Exercise instructions:
Where the data below has the string "value", return the whole line.

[Records from a collection of figures]
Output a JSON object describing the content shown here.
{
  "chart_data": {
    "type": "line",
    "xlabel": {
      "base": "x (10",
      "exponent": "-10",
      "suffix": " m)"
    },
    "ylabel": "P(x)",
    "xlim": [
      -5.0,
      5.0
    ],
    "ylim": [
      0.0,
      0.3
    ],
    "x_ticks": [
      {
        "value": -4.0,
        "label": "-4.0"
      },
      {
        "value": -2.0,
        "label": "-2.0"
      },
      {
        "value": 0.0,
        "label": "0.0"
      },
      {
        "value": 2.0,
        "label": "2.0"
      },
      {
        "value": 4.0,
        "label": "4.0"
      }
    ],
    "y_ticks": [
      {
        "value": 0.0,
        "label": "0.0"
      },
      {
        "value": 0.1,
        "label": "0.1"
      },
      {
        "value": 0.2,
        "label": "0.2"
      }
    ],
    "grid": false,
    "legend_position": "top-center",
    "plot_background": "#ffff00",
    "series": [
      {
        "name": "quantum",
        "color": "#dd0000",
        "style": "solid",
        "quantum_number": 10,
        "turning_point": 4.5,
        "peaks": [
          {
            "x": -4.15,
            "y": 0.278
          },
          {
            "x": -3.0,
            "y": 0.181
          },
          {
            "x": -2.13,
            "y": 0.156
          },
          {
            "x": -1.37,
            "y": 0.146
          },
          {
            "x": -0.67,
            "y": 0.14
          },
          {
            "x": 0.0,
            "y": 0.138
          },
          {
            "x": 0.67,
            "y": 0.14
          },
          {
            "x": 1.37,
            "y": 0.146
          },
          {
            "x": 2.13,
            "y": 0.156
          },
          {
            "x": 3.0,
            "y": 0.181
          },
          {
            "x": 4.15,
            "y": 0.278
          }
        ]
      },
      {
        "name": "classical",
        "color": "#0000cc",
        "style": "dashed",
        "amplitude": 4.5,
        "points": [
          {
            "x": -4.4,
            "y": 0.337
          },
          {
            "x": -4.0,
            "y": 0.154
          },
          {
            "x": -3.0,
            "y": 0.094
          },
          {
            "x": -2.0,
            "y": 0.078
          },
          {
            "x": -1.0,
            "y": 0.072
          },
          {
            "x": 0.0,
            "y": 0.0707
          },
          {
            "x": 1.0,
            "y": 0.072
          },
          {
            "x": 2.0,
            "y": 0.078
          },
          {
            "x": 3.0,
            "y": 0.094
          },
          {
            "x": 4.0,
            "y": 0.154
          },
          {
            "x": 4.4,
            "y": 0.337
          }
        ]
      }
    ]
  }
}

Solution to this task:
        "value": -4.0,
        "value": -2.0,
        "value": 0.0,
        "value": 2.0,
        "value": 4.0,
        "value": 0.0,
        "value": 0.1,
        "value": 0.2,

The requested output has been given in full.